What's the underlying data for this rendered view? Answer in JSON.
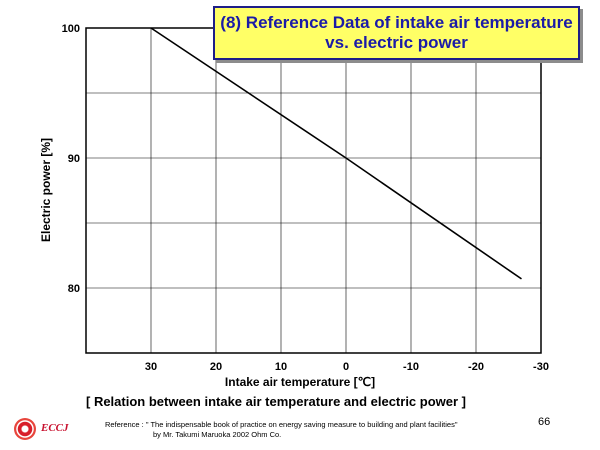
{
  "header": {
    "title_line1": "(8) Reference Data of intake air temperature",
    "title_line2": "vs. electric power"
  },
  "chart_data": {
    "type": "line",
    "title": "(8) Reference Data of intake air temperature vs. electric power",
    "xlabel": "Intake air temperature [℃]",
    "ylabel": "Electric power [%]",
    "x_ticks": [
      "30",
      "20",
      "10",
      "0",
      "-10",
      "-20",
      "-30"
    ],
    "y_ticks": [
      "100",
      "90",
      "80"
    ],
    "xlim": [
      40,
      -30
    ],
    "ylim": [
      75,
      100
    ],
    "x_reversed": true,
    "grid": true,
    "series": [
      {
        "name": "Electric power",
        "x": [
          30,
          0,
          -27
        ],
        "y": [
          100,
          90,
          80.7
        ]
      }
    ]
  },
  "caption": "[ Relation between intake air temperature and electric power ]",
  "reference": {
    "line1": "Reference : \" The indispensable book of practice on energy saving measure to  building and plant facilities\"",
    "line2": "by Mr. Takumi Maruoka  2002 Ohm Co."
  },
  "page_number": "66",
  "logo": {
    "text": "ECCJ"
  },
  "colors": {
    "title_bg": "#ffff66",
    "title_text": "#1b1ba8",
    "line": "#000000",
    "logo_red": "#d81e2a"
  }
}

· · · ·

### INSTRUCTION
Locate the word "power" in the records above, and return each line that has it.

### COMPLETE RESPONSE
    "title_line2": "vs. electric power"
    "title": "(8) Reference Data of intake air temperature vs. electric power",
    "ylabel": "Electric power [%]",
        "name": "Electric power",
  "caption": "[ Relation between intake air temperature and electric power ]",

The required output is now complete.